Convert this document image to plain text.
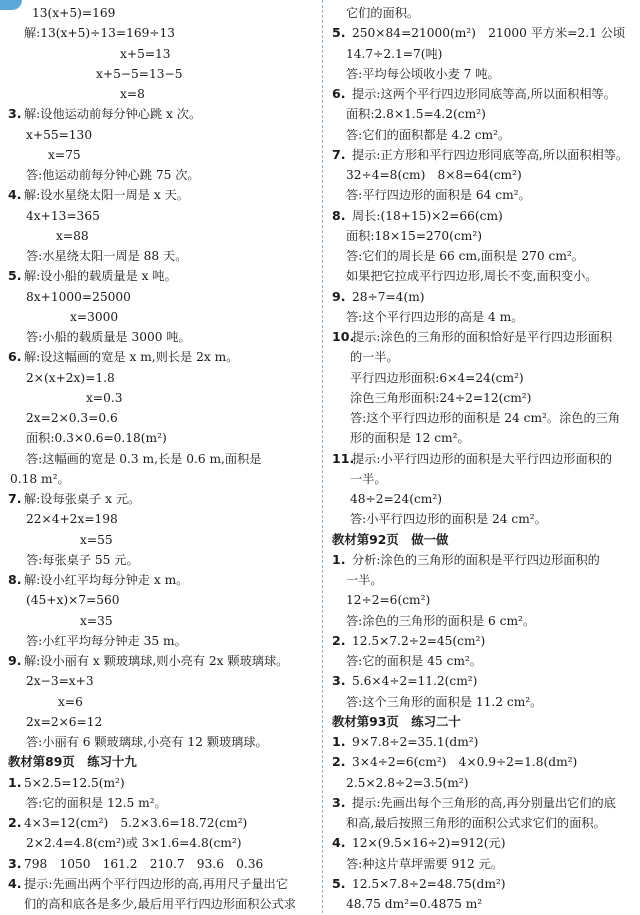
13(x+5)=169
解:13(x+5)÷13=169÷13
x+5=13
x+5−5=13−5
x=8
3. 解:设他运动前每分钟心跳 x 次。
x+55=130
x=75
答:他运动前每分钟心跳 75 次。
4. 解:设水星绕太阳一周是 x 天。
4x+13=365
x=88
答:水星绕太阳一周是 88 天。
5. 解:设小船的载质量是 x 吨。
8x+1000=25000
x=3000
答:小船的载质量是 3000 吨。
6. 解:设这幅画的宽是 x m,则长是 2x m。
2×(x+2x)=1.8
x=0.3
2x=2×0.3=0.6
面积:0.3×0.6=0.18(m²)
答:这幅画的宽是 0.3 m,长是 0.6 m,面积是
0.18 m²。
7. 解:设每张桌子 x 元。
22×4+2x=198
x=55
答:每张桌子 55 元。
8. 解:设小红平均每分钟走 x m。
(45+x)×7=560
x=35
答:小红平均每分钟走 35 m。
9. 解:设小丽有 x 颗玻璃球,则小亮有 2x 颗玻璃球。
2x−3=x+3
x=6
2x=2×6=12
答:小丽有 6 颗玻璃球,小亮有 12 颗玻璃球。
教材第89页　练习十九
1. 5×2.5=12.5(m²)
答:它的面积是 12.5 m²。
2. 4×3=12(cm²)　5.2×3.6=18.72(cm²)
2×2.4=4.8(cm²)或 3×1.6=4.8(cm²)
3. 798　1050　161.2　210.7　93.6　0.36
4. 提示:先画出两个平行四边形的高,再用尺子量出它
们的高和底各是多少,最后用平行四边形面积公式求
它们的面积。
5. 250×84=21000(m²)　21000 平方米=2.1 公顷
14.7÷2.1=7(吨)
答:平均每公顷收小麦 7 吨。
6. 提示:这两个平行四边形同底等高,所以面积相等。
面积:2.8×1.5=4.2(cm²)
答:它们的面积都是 4.2 cm²。
7. 提示:正方形和平行四边形同底等高,所以面积相等。
32÷4=8(cm)　8×8=64(cm²)
答:平行四边形的面积是 64 cm²。
8. 周长:(18+15)×2=66(cm)
面积:18×15=270(cm²)
答:它们的周长是 66 cm,面积是 270 cm²。
如果把它拉成平行四边形,周长不变,面积变小。
9. 28÷7=4(m)
答:这个平行四边形的高是 4 m。
10.提示:涂色的三角形的面积恰好是平行四边形面积
的一半。
平行四边形面积:6×4=24(cm²)
涂色三角形面积:24÷2=12(cm²)
答:这个平行四边形的面积是 24 cm²。涂色的三角
形的面积是 12 cm²。
11.提示:小平行四边形的面积是大平行四边形面积的
一半。
48÷2=24(cm²)
答:小平行四边形的面积是 24 cm²。
教材第92页　做一做
1. 分析:涂色的三角形的面积是平行四边形面积的
一半。
12÷2=6(cm²)
答:涂色的三角形的面积是 6 cm²。
2. 12.5×7.2÷2=45(cm²)
答:它的面积是 45 cm²。
3. 5.6×4÷2=11.2(cm²)
答:这个三角形的面积是 11.2 cm²。
教材第93页　练习二十
1. 9×7.8÷2=35.1(dm²)
2. 3×4÷2=6(cm²)　4×0.9÷2=1.8(dm²)
2.5×2.8÷2=3.5(m²)
3. 提示:先画出每个三角形的高,再分别量出它们的底
和高,最后按照三角形的面积公式求它们的面积。
4. 12×(9.5×16÷2)=912(元)
答:种这片草坪需要 912 元。
5. 12.5×7.8÷2=48.75(dm²)
48.75 dm²=0.4875 m²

------------------------------------------------------------------------

> [STATED PROBLEM]:
Lines that hold "所以面积相等" are the ones to copy; find all of them.

> [RESULT OF THE TASK]:
6. 提示:这两个平行四边形同底等高,所以面积相等。
7. 提示:正方形和平行四边形同底等高,所以面积相等。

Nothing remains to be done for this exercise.